• WRITTEN EXERCISE
Will you give the material below again, every line exactly as it is?

[Stored records]
◇ ◇ ◇ ◇ ◇ ◇ ◇

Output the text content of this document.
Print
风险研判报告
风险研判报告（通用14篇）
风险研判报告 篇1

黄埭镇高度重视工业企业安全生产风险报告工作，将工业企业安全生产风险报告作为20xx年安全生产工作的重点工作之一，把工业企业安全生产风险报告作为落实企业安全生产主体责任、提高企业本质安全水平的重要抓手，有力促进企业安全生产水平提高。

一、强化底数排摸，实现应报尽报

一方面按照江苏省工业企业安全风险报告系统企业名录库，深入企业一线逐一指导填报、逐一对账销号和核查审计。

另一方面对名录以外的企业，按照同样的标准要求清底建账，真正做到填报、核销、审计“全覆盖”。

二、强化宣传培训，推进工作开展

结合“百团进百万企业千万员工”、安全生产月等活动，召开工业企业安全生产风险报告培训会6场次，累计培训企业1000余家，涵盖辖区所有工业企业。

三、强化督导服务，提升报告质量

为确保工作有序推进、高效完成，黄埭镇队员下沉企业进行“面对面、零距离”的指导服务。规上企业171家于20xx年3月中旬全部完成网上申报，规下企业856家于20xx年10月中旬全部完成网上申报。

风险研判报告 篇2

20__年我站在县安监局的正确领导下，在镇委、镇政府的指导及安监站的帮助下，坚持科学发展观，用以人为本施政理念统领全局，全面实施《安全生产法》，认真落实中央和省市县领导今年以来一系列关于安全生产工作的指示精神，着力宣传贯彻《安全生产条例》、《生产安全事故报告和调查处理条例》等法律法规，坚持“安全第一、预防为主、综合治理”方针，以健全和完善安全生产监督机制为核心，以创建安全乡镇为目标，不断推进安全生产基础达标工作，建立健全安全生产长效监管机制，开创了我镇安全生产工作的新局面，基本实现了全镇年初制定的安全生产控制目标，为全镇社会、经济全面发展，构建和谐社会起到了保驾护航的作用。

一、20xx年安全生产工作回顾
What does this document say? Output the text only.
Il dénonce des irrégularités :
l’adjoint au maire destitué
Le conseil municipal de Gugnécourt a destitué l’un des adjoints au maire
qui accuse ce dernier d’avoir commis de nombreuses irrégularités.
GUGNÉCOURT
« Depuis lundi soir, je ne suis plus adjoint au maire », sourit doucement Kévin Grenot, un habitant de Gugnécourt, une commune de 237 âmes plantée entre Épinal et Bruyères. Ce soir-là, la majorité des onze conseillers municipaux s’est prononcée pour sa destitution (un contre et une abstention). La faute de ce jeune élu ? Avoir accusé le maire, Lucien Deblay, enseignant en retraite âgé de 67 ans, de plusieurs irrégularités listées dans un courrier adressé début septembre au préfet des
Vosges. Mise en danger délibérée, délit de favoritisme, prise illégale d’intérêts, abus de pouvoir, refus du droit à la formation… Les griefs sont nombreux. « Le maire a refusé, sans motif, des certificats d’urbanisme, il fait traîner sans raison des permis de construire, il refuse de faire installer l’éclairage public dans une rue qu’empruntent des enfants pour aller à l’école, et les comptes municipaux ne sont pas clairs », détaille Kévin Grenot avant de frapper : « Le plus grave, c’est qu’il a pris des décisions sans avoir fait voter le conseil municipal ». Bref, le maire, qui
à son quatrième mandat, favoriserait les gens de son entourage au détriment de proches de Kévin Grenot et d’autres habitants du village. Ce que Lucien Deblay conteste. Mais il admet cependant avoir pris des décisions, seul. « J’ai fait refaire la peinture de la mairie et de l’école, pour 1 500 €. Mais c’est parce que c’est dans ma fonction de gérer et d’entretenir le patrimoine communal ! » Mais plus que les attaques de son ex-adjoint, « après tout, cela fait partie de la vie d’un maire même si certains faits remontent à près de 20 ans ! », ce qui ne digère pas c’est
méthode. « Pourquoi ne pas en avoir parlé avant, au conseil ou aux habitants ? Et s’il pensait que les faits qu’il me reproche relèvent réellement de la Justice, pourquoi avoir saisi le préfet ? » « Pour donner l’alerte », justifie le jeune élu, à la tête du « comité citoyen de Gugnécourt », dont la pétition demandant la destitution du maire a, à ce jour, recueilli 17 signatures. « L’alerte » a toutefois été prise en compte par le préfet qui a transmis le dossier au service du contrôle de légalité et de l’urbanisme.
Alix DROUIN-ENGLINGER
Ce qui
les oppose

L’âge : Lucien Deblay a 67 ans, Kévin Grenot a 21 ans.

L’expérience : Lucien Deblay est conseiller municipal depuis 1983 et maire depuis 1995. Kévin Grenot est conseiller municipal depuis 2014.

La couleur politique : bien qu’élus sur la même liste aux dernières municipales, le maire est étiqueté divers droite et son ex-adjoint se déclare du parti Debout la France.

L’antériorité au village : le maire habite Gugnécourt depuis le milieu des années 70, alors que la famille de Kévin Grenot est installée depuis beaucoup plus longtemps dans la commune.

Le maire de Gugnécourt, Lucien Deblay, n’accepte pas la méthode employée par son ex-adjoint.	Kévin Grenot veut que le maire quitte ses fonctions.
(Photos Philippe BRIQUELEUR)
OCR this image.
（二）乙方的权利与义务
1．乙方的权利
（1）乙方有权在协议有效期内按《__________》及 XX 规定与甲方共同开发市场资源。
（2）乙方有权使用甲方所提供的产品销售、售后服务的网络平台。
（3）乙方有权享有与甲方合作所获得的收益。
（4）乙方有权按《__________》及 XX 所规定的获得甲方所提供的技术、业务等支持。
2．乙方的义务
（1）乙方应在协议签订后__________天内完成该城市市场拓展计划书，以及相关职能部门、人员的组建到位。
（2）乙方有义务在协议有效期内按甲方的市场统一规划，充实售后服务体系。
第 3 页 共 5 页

◇ ◇ ◇ ◇ ◇ ◇ ◇

• ANSWER IN FULL
Output the text content of this document.
Print
风险研判报告
风险研判报告（通用14篇）
风险研判报告 篇1

黄埭镇高度重视工业企业安全生产风险报告工作，将工业企业安全生产风险报告作为20xx年安全生产工作的重点工作之一，把工业企业安全生产风险报告作为落实企业安全生产主体责任、提高企业本质安全水平的重要抓手，有力促进企业安全生产水平提高。

一、强化底数排摸，实现应报尽报

一方面按照江苏省工业企业安全风险报告系统企业名录库，深入企业一线逐一指导填报、逐一对账销号和核查审计。

另一方面对名录以外的企业，按照同样的标准要求清底建账，真正做到填报、核销、审计“全覆盖”。

二、强化宣传培训，推进工作开展

结合“百团进百万企业千万员工”、安全生产月等活动，召开工业企业安全生产风险报告培训会6场次，累计培训企业1000余家，涵盖辖区所有工业企业。

三、强化督导服务，提升报告质量

为确保工作有序推进、高效完成，黄埭镇队员下沉企业进行“面对面、零距离”的指导服务。规上企业171家于20xx年3月中旬全部完成网上申报，规下企业856家于20xx年10月中旬全部完成网上申报。

风险研判报告 篇2

20__年我站在县安监局的正确领导下，在镇委、镇政府的指导及安监站的帮助下，坚持科学发展观，用以人为本施政理念统领全局，全面实施《安全生产法》，认真落实中央和省市县领导今年以来一系列关于安全生产工作的指示精神，着力宣传贯彻《安全生产条例》、《生产安全事故报告和调查处理条例》等法律法规，坚持“安全第一、预防为主、综合治理”方针，以健全和完善安全生产监督机制为核心，以创建安全乡镇为目标，不断推进安全生产基础达标工作，建立健全安全生产长效监管机制，开创了我镇安全生产工作的新局面，基本实现了全镇年初制定的安全生产控制目标，为全镇社会、经济全面发展，构建和谐社会起到了保驾护航的作用。

一、20xx年安全生产工作回顾
What does this document say? Output the text only.
Il dénonce des irrégularités :
l’adjoint au maire destitué
Le conseil municipal de Gugnécourt a destitué l’un des adjoints au maire
qui accuse ce dernier d’avoir commis de nombreuses irrégularités.
GUGNÉCOURT
« Depuis lundi soir, je ne suis plus adjoint au maire », sourit doucement Kévin Grenot, un habitant de Gugnécourt, une commune de 237 âmes plantée entre Épinal et Bruyères. Ce soir-là, la majorité des onze conseillers municipaux s’est prononcée pour sa destitution (un contre et une abstention). La faute de ce jeune élu ? Avoir accusé le maire, Lucien Deblay, enseignant en retraite âgé de 67 ans, de plusieurs irrégularités listées dans un courrier adressé début septembre au préfet des
Vosges. Mise en danger délibérée, délit de favoritisme, prise illégale d’intérêts, abus de pouvoir, refus du droit à la formation… Les griefs sont nombreux. « Le maire a refusé, sans motif, des certificats d’urbanisme, il fait traîner sans raison des permis de construire, il refuse de faire installer l’éclairage public dans une rue qu’empruntent des enfants pour aller à l’école, et les comptes municipaux ne sont pas clairs », détaille Kévin Grenot avant de frapper : « Le plus grave, c’est qu’il a pris des décisions sans avoir fait voter le conseil municipal ». Bref, le maire, qui
à son quatrième mandat, favoriserait les gens de son entourage au détriment de proches de Kévin Grenot et d’autres habitants du village. Ce que Lucien Deblay conteste. Mais il admet cependant avoir pris des décisions, seul. « J’ai fait refaire la peinture de la mairie et de l’école, pour 1 500 €. Mais c’est parce que c’est dans ma fonction de gérer et d’entretenir le patrimoine communal ! » Mais plus que les attaques de son ex-adjoint, « après tout, cela fait partie de la vie d’un maire même si certains faits remontent à près de 20 ans ! », ce qui ne digère pas c’est
méthode. « Pourquoi ne pas en avoir parlé avant, au conseil ou aux habitants ? Et s’il pensait que les faits qu’il me reproche relèvent réellement de la Justice, pourquoi avoir saisi le préfet ? » « Pour donner l’alerte », justifie le jeune élu, à la tête du « comité citoyen de Gugnécourt », dont la pétition demandant la destitution du maire a, à ce jour, recueilli 17 signatures. « L’alerte » a toutefois été prise en compte par le préfet qui a transmis le dossier au service du contrôle de légalité et de l’urbanisme.
Alix DROUIN-ENGLINGER
Ce qui
les oppose

L’âge : Lucien Deblay a 67 ans, Kévin Grenot a 21 ans.

L’expérience : Lucien Deblay est conseiller municipal depuis 1983 et maire depuis 1995. Kévin Grenot est conseiller municipal depuis 2014.

La couleur politique : bien qu’élus sur la même liste aux dernières municipales, le maire est étiqueté divers droite et son ex-adjoint se déclare du parti Debout la France.

L’antériorité au village : le maire habite Gugnécourt depuis le milieu des années 70, alors que la famille de Kévin Grenot est installée depuis beaucoup plus longtemps dans la commune.

Le maire de Gugnécourt, Lucien Deblay, n’accepte pas la méthode employée par son ex-adjoint.	Kévin Grenot veut que le maire quitte ses fonctions.
(Photos Philippe BRIQUELEUR)
OCR this image.
（二）乙方的权利与义务
1．乙方的权利
（1）乙方有权在协议有效期内按《__________》及 XX 规定与甲方共同开发市场资源。
（2）乙方有权使用甲方所提供的产品销售、售后服务的网络平台。
（3）乙方有权享有与甲方合作所获得的收益。
（4）乙方有权按《__________》及 XX 所规定的获得甲方所提供的技术、业务等支持。
2．乙方的义务
（1）乙方应在协议签订后__________天内完成该城市市场拓展计划书，以及相关职能部门、人员的组建到位。
（2）乙方有义务在协议有效期内按甲方的市场统一规划，充实售后服务体系。
第 3 页 共 5 页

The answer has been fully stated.